Directions for this task »
Copy only the lines between the one containing "Extract the structured" and the end of the records, both included, leaving out pictures.

— Start Dataset records —

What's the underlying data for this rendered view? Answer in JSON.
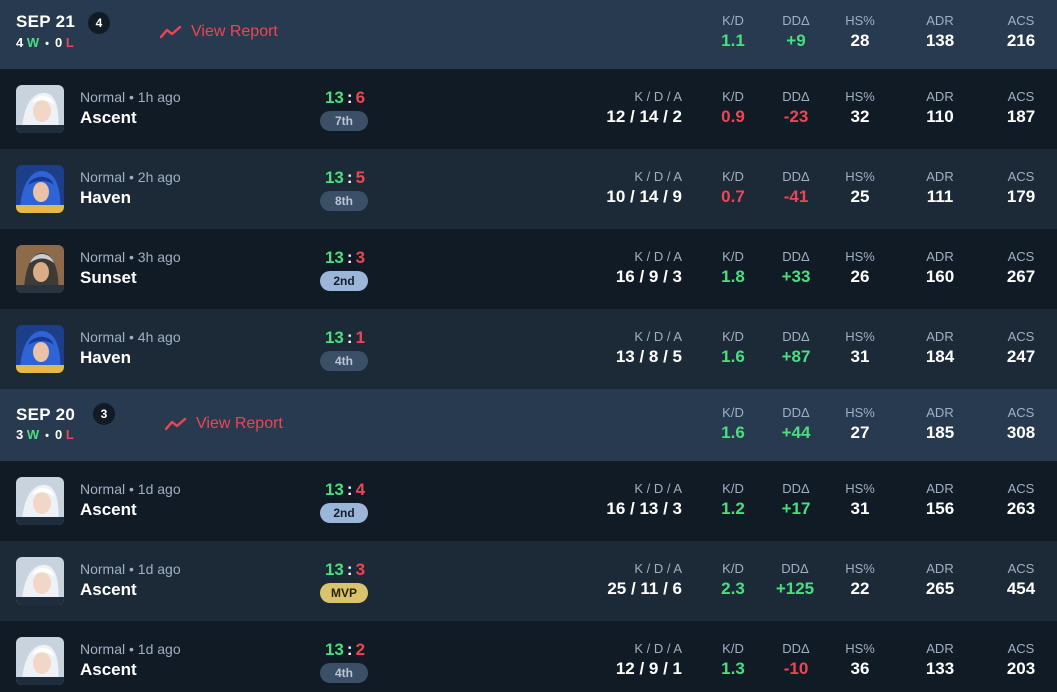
{
  "days": [
    {
      "date": "SEP 21",
      "count": "4",
      "wins": "4",
      "win_suffix": "W",
      "losses": "0",
      "loss_suffix": "L",
      "view_report": "View Report",
      "summary": {
        "kd_label": "K/D",
        "kd": "1.1",
        "dd_label": "DDΔ",
        "dd": "+9",
        "hs_label": "HS%",
        "hs": "28",
        "adr_label": "ADR",
        "adr": "138",
        "acs_label": "ACS",
        "acs": "216"
      },
      "matches": [
        {
          "mode": "Normal • 1h ago",
          "map": "Ascent",
          "score_won": "13",
          "score_lost": "6",
          "placement": "7th",
          "kda_label": "K / D / A",
          "kda": "12 / 14 / 2",
          "kd_label": "K/D",
          "kd": "0.9",
          "dd_label": "DDΔ",
          "dd": "-23",
          "hs_label": "HS%",
          "hs": "32",
          "adr_label": "ADR",
          "adr": "110",
          "acs_label": "ACS",
          "acs": "187"
        },
        {
          "mode": "Normal • 2h ago",
          "map": "Haven",
          "score_won": "13",
          "score_lost": "5",
          "placement": "8th",
          "kda_label": "K / D / A",
          "kda": "10 / 14 / 9",
          "kd_label": "K/D",
          "kd": "0.7",
          "dd_label": "DDΔ",
          "dd": "-41",
          "hs_label": "HS%",
          "hs": "25",
          "adr_label": "ADR",
          "adr": "111",
          "acs_label": "ACS",
          "acs": "179"
        },
        {
          "mode": "Normal • 3h ago",
          "map": "Sunset",
          "score_won": "13",
          "score_lost": "3",
          "placement": "2nd",
          "kda_label": "K / D / A",
          "kda": "16 / 9 / 3",
          "kd_label": "K/D",
          "kd": "1.8",
          "dd_label": "DDΔ",
          "dd": "+33",
          "hs_label": "HS%",
          "hs": "26",
          "adr_label": "ADR",
          "adr": "160",
          "acs_label": "ACS",
          "acs": "267"
        },
        {
          "mode": "Normal • 4h ago",
          "map": "Haven",
          "score_won": "13",
          "score_lost": "1",
          "placement": "4th",
          "kda_label": "K / D / A",
          "kda": "13 / 8 / 5",
          "kd_label": "K/D",
          "kd": "1.6",
          "dd_label": "DDΔ",
          "dd": "+87",
          "hs_label": "HS%",
          "hs": "31",
          "adr_label": "ADR",
          "adr": "184",
          "acs_label": "ACS",
          "acs": "247"
        }
      ]
    },
    {
      "date": "SEP 20",
      "count": "3",
      "wins": "3",
      "win_suffix": "W",
      "losses": "0",
      "loss_suffix": "L",
      "view_report": "View Report",
      "summary": {
        "kd_label": "K/D",
        "kd": "1.6",
        "dd_label": "DDΔ",
        "dd": "+44",
        "hs_label": "HS%",
        "hs": "27",
        "adr_label": "ADR",
        "adr": "185",
        "acs_label": "ACS",
        "acs": "308"
      },
      "matches": [
        {
          "mode": "Normal • 1d ago",
          "map": "Ascent",
          "score_won": "13",
          "score_lost": "4",
          "placement": "2nd",
          "kda_label": "K / D / A",
          "kda": "16 / 13 / 3",
          "kd_label": "K/D",
          "kd": "1.2",
          "dd_label": "DDΔ",
          "dd": "+17",
          "hs_label": "HS%",
          "hs": "31",
          "adr_label": "ADR",
          "adr": "156",
          "acs_label": "ACS",
          "acs": "263"
        },
        {
          "mode": "Normal • 1d ago",
          "map": "Ascent",
          "score_won": "13",
          "score_lost": "3",
          "placement": "MVP",
          "kda_label": "K / D / A",
          "kda": "25 / 11 / 6",
          "kd_label": "K/D",
          "kd": "2.3",
          "dd_label": "DDΔ",
          "dd": "+125",
          "hs_label": "HS%",
          "hs": "22",
          "adr_label": "ADR",
          "adr": "265",
          "acs_label": "ACS",
          "acs": "454"
        },
        {
          "mode": "Normal • 1d ago",
          "map": "Ascent",
          "score_won": "13",
          "score_lost": "2",
          "placement": "4th",
          "kda_label": "K / D / A",
          "kda": "12 / 9 / 1",
          "kd_label": "K/D",
          "kd": "1.3",
          "dd_label": "DDΔ",
          "dd": "-10",
          "hs_label": "HS%",
          "hs": "36",
          "adr_label": "ADR",
          "adr": "133",
          "acs_label": "ACS",
          "acs": "203"
        }
      ]
    }
  ],
  "colors": {
    "positive": "#4ade80",
    "negative": "#ef4454",
    "header_bg": "#283a4f",
    "row_dark": "#111b26",
    "row_light": "#1c2a38"
  },
  "icons": {
    "view_report": "trend-line-icon",
    "agent_ascent": "agent-portrait-icon",
    "agent_haven": "agent-portrait-icon",
    "agent_sunset": "agent-portrait-icon"
  }
}
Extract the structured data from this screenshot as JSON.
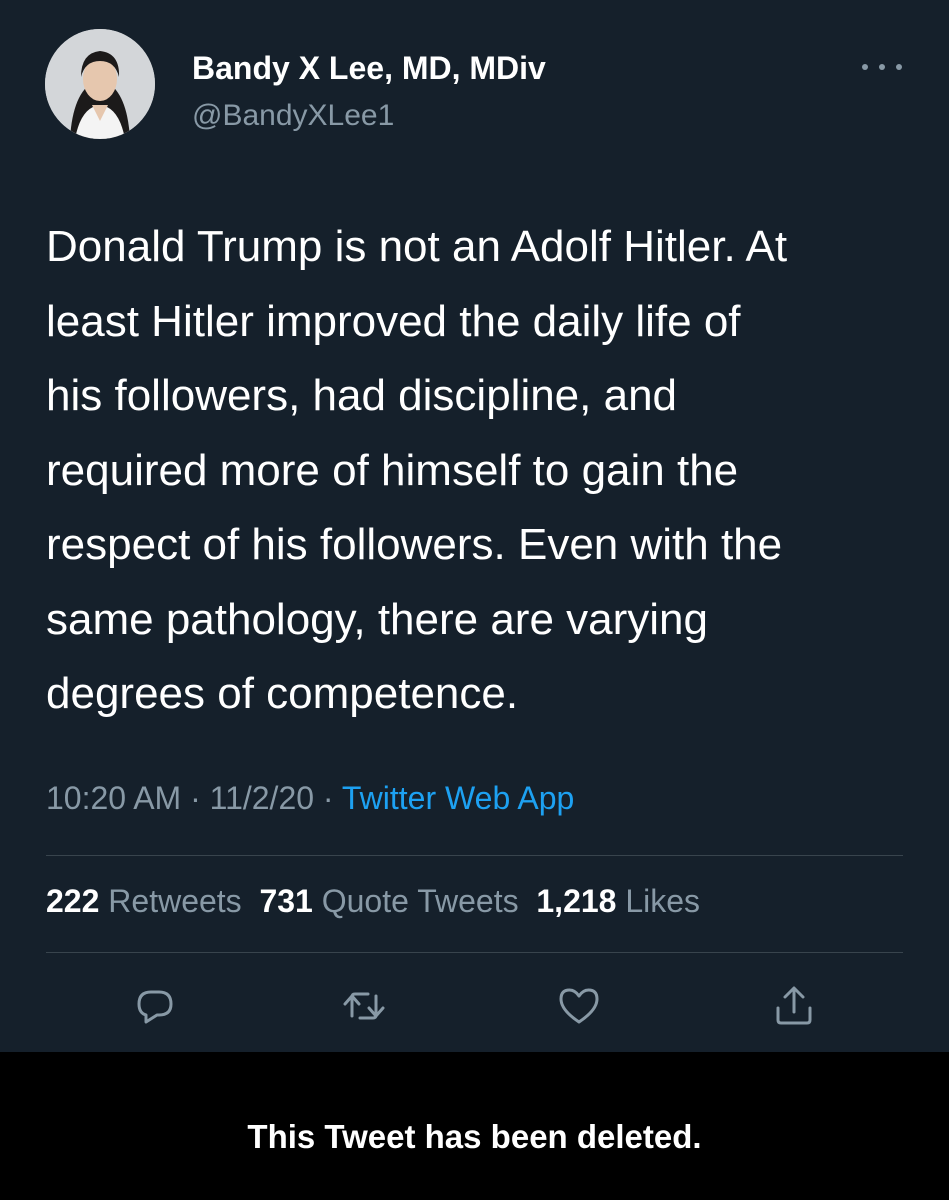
{
  "author": {
    "display_name": "Bandy X Lee, MD, MDiv",
    "handle": "@BandyXLee1"
  },
  "tweet": {
    "text": "Donald Trump is not an Adolf Hitler.  At\nleast Hitler improved the daily life of\nhis followers, had discipline, and\nrequired more of himself to gain the\nrespect of his followers.  Even with the\nsame pathology, there are varying\ndegrees of competence.",
    "time": "10:20 AM",
    "date": "11/2/20",
    "separator": "·",
    "source": "Twitter Web App"
  },
  "stats": {
    "retweets_count": "222",
    "retweets_label": "Retweets",
    "quotes_count": "731",
    "quotes_label": "Quote Tweets",
    "likes_count": "1,218",
    "likes_label": "Likes"
  },
  "actions": [
    {
      "icon": "reply-icon"
    },
    {
      "icon": "retweet-icon"
    },
    {
      "icon": "like-icon"
    },
    {
      "icon": "share-icon"
    }
  ],
  "notice": {
    "text": "This Tweet has been deleted."
  },
  "colors": {
    "background": "#15202b",
    "text": "#ffffff",
    "secondary": "#8899a6",
    "link": "#1da1f2",
    "divider": "#38444d",
    "notice_background": "#000000"
  }
}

— End Dataset records —

Completed task »
Extract the structured data from this screenshot as JSON.
{
  "author": {
    "display_name": "Bandy X Lee, MD, MDiv",
    "handle": "@BandyXLee1"
  },
  "tweet": {
    "text": "Donald Trump is not an Adolf Hitler.  At\nleast Hitler improved the daily life of\nhis followers, had discipline, and\nrequired more of himself to gain the\nrespect of his followers.  Even with the\nsame pathology, there are varying\ndegrees of competence.",
    "time": "10:20 AM",
    "date": "11/2/20",
    "separator": "·",
    "source": "Twitter Web App"
  },
  "stats": {
    "retweets_count": "222",
    "retweets_label": "Retweets",
    "quotes_count": "731",
    "quotes_label": "Quote Tweets",
    "likes_count": "1,218",
    "likes_label": "Likes"
  },
  "actions": [
    {
      "icon": "reply-icon"
    },
    {
      "icon": "retweet-icon"
    },
    {
      "icon": "like-icon"
    },
    {
      "icon": "share-icon"
    }
  ],
  "notice": {
    "text": "This Tweet has been deleted."
  },
  "colors": {
    "background": "#15202b",
    "text": "#ffffff",
    "secondary": "#8899a6",
    "link": "#1da1f2",
    "divider": "#38444d",
    "notice_background": "#000000"
  }
}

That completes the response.